▶ _EXERCISE INSTRUCTIONS_
Please quote every line word for word.

▶ _RECORDS_
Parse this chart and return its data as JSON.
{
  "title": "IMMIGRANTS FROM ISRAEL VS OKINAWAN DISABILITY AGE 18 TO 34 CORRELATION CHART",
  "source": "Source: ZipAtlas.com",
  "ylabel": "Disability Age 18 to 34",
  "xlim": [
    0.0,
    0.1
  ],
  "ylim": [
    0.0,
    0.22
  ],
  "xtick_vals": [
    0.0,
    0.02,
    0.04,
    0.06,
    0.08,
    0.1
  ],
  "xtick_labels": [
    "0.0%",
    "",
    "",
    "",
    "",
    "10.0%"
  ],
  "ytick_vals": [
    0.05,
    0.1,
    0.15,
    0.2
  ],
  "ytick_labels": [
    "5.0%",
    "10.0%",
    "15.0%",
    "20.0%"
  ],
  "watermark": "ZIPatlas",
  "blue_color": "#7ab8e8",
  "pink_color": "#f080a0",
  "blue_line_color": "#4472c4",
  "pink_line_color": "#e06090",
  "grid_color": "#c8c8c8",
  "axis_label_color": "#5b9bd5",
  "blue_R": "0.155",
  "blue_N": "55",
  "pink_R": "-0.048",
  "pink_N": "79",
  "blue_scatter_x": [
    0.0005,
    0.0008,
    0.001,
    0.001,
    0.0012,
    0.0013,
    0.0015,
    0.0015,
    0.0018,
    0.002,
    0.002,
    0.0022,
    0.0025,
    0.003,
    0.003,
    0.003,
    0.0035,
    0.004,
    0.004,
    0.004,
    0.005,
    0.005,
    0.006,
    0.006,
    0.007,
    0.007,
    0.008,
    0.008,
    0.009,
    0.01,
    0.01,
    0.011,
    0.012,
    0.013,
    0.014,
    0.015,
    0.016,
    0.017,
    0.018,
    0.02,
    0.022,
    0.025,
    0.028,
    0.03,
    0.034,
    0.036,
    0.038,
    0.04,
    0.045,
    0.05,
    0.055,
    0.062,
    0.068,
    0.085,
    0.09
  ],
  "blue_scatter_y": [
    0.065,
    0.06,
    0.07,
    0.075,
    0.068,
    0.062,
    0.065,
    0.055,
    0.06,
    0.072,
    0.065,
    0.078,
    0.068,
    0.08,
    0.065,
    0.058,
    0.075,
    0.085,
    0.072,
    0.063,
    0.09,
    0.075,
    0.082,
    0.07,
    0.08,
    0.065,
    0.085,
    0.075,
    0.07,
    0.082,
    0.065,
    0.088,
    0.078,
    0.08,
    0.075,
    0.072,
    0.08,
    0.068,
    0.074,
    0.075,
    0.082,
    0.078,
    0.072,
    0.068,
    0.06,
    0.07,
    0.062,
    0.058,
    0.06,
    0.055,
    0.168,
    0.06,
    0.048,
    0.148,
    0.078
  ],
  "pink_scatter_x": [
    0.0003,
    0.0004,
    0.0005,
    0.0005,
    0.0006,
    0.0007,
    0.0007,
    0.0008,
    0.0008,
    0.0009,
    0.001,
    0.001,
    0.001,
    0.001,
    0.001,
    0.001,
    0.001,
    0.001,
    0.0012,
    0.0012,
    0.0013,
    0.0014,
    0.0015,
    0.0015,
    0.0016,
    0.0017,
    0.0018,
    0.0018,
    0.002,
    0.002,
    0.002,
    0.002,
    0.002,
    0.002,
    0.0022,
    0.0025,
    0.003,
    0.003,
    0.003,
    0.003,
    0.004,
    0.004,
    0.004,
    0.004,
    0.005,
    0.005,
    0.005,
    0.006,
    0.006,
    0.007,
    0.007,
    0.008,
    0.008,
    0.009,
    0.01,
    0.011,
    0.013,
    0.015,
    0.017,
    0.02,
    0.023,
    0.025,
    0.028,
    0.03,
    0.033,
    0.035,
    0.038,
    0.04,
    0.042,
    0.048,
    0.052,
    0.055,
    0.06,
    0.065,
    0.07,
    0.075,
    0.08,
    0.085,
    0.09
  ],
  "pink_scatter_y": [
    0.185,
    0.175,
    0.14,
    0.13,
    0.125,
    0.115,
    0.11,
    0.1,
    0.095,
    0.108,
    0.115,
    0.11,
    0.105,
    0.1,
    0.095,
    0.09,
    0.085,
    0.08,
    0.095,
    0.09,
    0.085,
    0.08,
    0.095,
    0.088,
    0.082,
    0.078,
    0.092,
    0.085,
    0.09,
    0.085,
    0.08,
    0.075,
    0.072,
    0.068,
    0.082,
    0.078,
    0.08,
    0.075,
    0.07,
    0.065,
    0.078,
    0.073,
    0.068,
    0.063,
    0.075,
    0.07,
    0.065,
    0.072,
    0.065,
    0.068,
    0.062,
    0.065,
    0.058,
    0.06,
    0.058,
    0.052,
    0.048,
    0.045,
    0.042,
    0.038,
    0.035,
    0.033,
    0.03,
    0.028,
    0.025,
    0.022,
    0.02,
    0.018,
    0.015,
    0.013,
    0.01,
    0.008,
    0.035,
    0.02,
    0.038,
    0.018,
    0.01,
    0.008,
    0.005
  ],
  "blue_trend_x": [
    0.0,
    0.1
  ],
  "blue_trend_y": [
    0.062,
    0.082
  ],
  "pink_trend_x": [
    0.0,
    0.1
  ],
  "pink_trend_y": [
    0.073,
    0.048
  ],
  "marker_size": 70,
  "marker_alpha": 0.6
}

▶ _SOLUTION FOR THIS PROBLEM_
Parse this chart and return its data as JSON.
{
  "title": "IMMIGRANTS FROM ISRAEL VS OKINAWAN DISABILITY AGE 18 TO 34 CORRELATION CHART",
  "source": "Source: ZipAtlas.com",
  "ylabel": "Disability Age 18 to 34",
  "xlim": [
    0.0,
    0.1
  ],
  "ylim": [
    0.0,
    0.22
  ],
  "xtick_vals": [
    0.0,
    0.02,
    0.04,
    0.06,
    0.08,
    0.1
  ],
  "xtick_labels": [
    "0.0%",
    "",
    "",
    "",
    "",
    "10.0%"
  ],
  "ytick_vals": [
    0.05,
    0.1,
    0.15,
    0.2
  ],
  "ytick_labels": [
    "5.0%",
    "10.0%",
    "15.0%",
    "20.0%"
  ],
  "watermark": "ZIPatlas",
  "blue_color": "#7ab8e8",
  "pink_color": "#f080a0",
  "blue_line_color": "#4472c4",
  "pink_line_color": "#e06090",
  "grid_color": "#c8c8c8",
  "axis_label_color": "#5b9bd5",
  "blue_R": "0.155",
  "blue_N": "55",
  "pink_R": "-0.048",
  "pink_N": "79",
  "blue_scatter_x": [
    0.0005,
    0.0008,
    0.001,
    0.001,
    0.0012,
    0.0013,
    0.0015,
    0.0015,
    0.0018,
    0.002,
    0.002,
    0.0022,
    0.0025,
    0.003,
    0.003,
    0.003,
    0.0035,
    0.004,
    0.004,
    0.004,
    0.005,
    0.005,
    0.006,
    0.006,
    0.007,
    0.007,
    0.008,
    0.008,
    0.009,
    0.01,
    0.01,
    0.011,
    0.012,
    0.013,
    0.014,
    0.015,
    0.016,
    0.017,
    0.018,
    0.02,
    0.022,
    0.025,
    0.028,
    0.03,
    0.034,
    0.036,
    0.038,
    0.04,
    0.045,
    0.05,
    0.055,
    0.062,
    0.068,
    0.085,
    0.09
  ],
  "blue_scatter_y": [
    0.065,
    0.06,
    0.07,
    0.075,
    0.068,
    0.062,
    0.065,
    0.055,
    0.06,
    0.072,
    0.065,
    0.078,
    0.068,
    0.08,
    0.065,
    0.058,
    0.075,
    0.085,
    0.072,
    0.063,
    0.09,
    0.075,
    0.082,
    0.07,
    0.08,
    0.065,
    0.085,
    0.075,
    0.07,
    0.082,
    0.065,
    0.088,
    0.078,
    0.08,
    0.075,
    0.072,
    0.08,
    0.068,
    0.074,
    0.075,
    0.082,
    0.078,
    0.072,
    0.068,
    0.06,
    0.07,
    0.062,
    0.058,
    0.06,
    0.055,
    0.168,
    0.06,
    0.048,
    0.148,
    0.078
  ],
  "pink_scatter_x": [
    0.0003,
    0.0004,
    0.0005,
    0.0005,
    0.0006,
    0.0007,
    0.0007,
    0.0008,
    0.0008,
    0.0009,
    0.001,
    0.001,
    0.001,
    0.001,
    0.001,
    0.001,
    0.001,
    0.001,
    0.0012,
    0.0012,
    0.0013,
    0.0014,
    0.0015,
    0.0015,
    0.0016,
    0.0017,
    0.0018,
    0.0018,
    0.002,
    0.002,
    0.002,
    0.002,
    0.002,
    0.002,
    0.0022,
    0.0025,
    0.003,
    0.003,
    0.003,
    0.003,
    0.004,
    0.004,
    0.004,
    0.004,
    0.005,
    0.005,
    0.005,
    0.006,
    0.006,
    0.007,
    0.007,
    0.008,
    0.008,
    0.009,
    0.01,
    0.011,
    0.013,
    0.015,
    0.017,
    0.02,
    0.023,
    0.025,
    0.028,
    0.03,
    0.033,
    0.035,
    0.038,
    0.04,
    0.042,
    0.048,
    0.052,
    0.055,
    0.06,
    0.065,
    0.07,
    0.075,
    0.08,
    0.085,
    0.09
  ],
  "pink_scatter_y": [
    0.185,
    0.175,
    0.14,
    0.13,
    0.125,
    0.115,
    0.11,
    0.1,
    0.095,
    0.108,
    0.115,
    0.11,
    0.105,
    0.1,
    0.095,
    0.09,
    0.085,
    0.08,
    0.095,
    0.09,
    0.085,
    0.08,
    0.095,
    0.088,
    0.082,
    0.078,
    0.092,
    0.085,
    0.09,
    0.085,
    0.08,
    0.075,
    0.072,
    0.068,
    0.082,
    0.078,
    0.08,
    0.075,
    0.07,
    0.065,
    0.078,
    0.073,
    0.068,
    0.063,
    0.075,
    0.07,
    0.065,
    0.072,
    0.065,
    0.068,
    0.062,
    0.065,
    0.058,
    0.06,
    0.058,
    0.052,
    0.048,
    0.045,
    0.042,
    0.038,
    0.035,
    0.033,
    0.03,
    0.028,
    0.025,
    0.022,
    0.02,
    0.018,
    0.015,
    0.013,
    0.01,
    0.008,
    0.035,
    0.02,
    0.038,
    0.018,
    0.01,
    0.008,
    0.005
  ],
  "blue_trend_x": [
    0.0,
    0.1
  ],
  "blue_trend_y": [
    0.062,
    0.082
  ],
  "pink_trend_x": [
    0.0,
    0.1
  ],
  "pink_trend_y": [
    0.073,
    0.048
  ],
  "marker_size": 70,
  "marker_alpha": 0.6
}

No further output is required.